## Your task
Copy out all lines in the data below containing the string "decrease".
## start Data for this task
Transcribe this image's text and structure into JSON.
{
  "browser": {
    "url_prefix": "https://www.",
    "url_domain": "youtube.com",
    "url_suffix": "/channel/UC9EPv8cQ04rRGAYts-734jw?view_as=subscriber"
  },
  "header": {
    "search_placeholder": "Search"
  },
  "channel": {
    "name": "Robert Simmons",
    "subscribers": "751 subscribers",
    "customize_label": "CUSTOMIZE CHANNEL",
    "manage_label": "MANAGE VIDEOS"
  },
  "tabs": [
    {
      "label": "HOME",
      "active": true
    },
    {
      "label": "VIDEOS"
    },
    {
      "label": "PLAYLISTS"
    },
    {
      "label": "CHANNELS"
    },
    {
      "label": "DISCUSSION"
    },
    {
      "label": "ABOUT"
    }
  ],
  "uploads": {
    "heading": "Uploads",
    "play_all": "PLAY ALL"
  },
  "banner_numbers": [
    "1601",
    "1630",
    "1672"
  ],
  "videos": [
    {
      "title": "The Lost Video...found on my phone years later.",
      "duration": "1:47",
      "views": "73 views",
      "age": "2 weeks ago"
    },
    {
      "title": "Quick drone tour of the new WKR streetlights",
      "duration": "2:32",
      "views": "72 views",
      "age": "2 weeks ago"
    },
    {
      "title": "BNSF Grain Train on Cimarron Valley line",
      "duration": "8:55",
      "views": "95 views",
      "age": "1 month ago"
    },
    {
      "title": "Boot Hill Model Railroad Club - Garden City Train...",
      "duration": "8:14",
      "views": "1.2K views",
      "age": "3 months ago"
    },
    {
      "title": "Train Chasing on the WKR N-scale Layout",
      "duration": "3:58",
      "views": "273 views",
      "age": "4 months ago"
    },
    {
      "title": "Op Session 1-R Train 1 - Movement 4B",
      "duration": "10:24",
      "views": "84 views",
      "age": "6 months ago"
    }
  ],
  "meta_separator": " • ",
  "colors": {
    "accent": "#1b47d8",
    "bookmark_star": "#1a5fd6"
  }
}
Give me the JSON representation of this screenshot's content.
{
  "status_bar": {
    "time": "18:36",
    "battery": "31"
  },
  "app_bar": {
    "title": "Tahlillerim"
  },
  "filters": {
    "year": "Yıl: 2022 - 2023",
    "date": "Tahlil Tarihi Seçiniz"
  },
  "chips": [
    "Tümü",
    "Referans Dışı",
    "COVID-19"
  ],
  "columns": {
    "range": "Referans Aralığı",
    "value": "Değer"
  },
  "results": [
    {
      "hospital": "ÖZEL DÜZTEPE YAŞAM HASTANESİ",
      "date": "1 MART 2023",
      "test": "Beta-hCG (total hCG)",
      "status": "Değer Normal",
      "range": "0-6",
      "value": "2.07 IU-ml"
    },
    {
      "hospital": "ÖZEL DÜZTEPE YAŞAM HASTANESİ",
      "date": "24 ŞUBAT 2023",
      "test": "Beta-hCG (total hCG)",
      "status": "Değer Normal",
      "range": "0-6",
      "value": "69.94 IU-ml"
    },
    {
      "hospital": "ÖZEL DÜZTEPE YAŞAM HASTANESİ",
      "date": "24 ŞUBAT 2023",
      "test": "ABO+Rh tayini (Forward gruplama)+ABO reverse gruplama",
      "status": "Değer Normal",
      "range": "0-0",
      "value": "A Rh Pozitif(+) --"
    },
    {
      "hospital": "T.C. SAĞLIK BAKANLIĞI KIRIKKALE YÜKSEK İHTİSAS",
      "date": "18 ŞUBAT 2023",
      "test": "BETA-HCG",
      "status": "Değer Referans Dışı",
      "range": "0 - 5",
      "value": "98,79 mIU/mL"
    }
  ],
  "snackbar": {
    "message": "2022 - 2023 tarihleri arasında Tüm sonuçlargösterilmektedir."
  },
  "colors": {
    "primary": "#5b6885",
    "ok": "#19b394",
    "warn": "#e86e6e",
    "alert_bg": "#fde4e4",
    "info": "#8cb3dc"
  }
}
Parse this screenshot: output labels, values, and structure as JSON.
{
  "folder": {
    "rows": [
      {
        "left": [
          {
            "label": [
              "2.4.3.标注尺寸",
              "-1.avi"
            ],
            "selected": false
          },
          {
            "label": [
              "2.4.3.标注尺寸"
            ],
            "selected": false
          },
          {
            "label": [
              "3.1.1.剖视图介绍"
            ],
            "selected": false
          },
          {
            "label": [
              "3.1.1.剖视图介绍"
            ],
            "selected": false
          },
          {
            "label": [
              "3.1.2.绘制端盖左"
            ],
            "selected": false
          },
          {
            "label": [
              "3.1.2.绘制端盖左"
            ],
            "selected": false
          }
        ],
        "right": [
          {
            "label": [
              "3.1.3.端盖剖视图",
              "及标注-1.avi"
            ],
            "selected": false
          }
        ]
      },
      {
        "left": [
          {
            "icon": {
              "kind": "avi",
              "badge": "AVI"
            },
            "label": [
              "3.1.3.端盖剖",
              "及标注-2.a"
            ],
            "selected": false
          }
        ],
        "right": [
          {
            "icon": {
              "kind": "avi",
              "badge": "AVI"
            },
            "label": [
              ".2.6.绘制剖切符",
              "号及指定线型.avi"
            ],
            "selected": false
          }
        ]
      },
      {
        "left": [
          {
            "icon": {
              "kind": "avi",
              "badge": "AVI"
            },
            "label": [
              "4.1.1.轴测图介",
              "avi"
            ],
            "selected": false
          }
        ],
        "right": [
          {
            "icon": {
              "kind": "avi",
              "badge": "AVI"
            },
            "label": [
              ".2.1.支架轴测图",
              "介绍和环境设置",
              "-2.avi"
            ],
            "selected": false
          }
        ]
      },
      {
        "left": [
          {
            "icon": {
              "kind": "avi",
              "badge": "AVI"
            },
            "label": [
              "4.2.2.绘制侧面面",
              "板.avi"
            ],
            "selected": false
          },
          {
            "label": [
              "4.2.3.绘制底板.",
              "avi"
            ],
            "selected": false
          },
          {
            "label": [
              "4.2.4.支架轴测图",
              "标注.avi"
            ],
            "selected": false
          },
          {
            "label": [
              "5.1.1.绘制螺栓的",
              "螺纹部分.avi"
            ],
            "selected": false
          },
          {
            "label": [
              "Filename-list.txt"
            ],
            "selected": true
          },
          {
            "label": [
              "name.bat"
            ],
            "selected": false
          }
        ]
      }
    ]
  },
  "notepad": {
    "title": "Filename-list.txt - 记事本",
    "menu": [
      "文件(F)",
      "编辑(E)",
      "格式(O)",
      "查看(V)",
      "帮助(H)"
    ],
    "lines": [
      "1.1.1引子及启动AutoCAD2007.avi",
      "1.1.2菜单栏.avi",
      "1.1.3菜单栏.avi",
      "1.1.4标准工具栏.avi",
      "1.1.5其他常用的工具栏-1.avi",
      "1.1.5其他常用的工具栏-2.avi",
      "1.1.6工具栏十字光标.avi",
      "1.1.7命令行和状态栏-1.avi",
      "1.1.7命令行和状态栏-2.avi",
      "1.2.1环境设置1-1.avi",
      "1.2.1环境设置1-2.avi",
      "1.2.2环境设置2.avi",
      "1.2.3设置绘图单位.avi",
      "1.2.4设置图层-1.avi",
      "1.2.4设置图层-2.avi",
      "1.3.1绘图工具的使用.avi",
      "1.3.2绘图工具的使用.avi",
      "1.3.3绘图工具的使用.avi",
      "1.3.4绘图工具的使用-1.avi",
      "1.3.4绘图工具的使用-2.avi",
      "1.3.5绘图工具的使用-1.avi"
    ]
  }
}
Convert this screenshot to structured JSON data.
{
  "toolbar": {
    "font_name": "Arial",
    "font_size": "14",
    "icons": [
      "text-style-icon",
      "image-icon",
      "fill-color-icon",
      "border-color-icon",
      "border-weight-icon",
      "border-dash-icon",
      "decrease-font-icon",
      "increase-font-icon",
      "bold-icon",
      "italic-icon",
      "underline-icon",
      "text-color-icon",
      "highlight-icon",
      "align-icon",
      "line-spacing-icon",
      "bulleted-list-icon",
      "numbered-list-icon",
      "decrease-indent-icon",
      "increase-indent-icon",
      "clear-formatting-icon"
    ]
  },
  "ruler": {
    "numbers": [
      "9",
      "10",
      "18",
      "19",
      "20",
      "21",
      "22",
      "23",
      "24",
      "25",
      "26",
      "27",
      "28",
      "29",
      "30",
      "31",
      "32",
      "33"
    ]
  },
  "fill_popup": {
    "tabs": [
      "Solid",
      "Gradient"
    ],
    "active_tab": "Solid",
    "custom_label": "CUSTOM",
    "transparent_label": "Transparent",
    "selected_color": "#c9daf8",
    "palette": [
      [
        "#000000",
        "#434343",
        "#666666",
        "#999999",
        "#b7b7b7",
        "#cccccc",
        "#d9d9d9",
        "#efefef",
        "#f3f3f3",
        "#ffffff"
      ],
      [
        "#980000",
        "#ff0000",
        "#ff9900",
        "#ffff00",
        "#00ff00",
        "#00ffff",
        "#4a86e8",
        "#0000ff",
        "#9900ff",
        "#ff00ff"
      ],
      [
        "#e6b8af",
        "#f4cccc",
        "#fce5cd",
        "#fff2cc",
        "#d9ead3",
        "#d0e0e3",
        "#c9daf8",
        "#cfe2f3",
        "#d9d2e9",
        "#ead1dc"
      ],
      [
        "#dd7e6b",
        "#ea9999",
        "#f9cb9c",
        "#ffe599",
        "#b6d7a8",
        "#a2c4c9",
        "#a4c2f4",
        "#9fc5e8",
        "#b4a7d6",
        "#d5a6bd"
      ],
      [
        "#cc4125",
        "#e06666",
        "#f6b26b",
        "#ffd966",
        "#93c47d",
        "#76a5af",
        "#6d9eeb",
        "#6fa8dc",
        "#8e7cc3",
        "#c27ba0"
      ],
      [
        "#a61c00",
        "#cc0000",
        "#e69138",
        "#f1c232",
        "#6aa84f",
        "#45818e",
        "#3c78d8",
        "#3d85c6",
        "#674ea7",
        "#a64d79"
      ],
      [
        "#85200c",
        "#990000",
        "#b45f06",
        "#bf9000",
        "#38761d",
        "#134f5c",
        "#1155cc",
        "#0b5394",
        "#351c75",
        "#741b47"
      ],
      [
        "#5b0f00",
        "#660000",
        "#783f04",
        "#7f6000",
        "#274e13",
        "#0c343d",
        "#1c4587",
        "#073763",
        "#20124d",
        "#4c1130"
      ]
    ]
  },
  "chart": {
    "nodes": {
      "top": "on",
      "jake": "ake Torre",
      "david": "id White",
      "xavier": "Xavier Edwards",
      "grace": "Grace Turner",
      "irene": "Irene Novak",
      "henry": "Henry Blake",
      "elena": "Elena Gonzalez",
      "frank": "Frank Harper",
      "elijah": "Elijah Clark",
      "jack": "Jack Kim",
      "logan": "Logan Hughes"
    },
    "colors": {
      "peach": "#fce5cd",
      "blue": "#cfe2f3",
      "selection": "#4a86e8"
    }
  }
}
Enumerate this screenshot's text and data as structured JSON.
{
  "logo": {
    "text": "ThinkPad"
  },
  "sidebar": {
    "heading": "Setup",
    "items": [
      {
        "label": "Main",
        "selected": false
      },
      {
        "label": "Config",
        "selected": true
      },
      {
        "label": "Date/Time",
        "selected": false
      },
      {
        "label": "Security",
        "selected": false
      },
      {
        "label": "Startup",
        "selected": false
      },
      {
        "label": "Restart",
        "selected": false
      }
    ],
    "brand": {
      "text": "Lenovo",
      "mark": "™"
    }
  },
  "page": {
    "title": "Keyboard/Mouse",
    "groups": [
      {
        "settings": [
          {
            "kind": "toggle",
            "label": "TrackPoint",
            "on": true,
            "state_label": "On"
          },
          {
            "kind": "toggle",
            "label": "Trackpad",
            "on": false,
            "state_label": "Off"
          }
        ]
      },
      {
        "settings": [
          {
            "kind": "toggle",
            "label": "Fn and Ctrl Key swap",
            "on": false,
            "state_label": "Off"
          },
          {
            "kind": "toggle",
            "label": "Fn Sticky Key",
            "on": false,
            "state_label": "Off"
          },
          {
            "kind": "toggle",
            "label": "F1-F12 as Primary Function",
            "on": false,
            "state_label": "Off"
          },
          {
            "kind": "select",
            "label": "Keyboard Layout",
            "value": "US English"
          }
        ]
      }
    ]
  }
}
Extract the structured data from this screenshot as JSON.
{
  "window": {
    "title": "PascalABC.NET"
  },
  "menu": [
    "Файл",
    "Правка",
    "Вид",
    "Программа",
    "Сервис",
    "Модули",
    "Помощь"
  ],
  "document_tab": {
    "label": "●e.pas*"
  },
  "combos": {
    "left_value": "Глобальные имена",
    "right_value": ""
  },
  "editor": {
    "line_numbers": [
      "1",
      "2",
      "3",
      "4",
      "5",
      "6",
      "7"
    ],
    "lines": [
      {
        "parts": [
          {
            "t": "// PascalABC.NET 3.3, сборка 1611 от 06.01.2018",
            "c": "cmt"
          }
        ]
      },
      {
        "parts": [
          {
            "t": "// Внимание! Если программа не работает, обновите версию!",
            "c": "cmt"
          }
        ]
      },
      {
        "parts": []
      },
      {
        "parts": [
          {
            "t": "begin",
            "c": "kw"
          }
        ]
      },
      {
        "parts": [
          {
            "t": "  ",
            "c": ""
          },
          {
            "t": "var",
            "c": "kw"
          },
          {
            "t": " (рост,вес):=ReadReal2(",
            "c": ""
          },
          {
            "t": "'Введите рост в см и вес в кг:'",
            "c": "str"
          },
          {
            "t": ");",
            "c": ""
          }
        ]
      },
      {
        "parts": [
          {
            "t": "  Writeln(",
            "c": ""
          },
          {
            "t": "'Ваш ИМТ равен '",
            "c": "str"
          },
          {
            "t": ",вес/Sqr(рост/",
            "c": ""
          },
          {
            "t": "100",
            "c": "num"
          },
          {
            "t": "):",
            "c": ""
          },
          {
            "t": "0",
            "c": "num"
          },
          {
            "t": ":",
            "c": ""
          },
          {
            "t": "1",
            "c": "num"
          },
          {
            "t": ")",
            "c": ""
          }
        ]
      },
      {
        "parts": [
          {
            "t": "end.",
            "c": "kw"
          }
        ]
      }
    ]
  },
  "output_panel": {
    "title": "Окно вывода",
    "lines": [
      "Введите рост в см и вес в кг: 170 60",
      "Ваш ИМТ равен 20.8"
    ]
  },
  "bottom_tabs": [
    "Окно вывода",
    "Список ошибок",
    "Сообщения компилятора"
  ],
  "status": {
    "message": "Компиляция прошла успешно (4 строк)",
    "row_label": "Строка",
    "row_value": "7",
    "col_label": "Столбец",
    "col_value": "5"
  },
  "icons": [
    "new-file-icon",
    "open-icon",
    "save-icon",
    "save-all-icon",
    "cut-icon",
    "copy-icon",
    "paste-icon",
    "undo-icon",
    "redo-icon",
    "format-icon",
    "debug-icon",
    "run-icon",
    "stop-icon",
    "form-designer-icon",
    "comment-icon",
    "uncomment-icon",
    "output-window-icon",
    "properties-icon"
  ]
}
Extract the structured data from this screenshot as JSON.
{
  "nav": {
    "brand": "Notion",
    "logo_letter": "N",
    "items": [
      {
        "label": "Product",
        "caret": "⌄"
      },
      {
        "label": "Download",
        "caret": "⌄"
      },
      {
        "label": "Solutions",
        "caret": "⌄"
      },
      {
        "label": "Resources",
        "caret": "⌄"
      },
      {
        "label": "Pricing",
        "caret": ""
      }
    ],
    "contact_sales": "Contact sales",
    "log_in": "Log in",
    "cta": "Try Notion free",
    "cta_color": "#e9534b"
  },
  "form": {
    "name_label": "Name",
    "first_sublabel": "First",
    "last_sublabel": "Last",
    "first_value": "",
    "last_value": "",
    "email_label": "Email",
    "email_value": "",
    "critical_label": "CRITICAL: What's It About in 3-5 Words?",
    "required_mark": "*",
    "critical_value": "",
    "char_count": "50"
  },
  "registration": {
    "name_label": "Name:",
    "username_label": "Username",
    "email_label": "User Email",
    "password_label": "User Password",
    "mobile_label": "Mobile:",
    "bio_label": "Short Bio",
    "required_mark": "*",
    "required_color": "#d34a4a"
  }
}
## end Data for this task
## Written solution
      "decrease-font-icon",
      "decrease-indent-icon",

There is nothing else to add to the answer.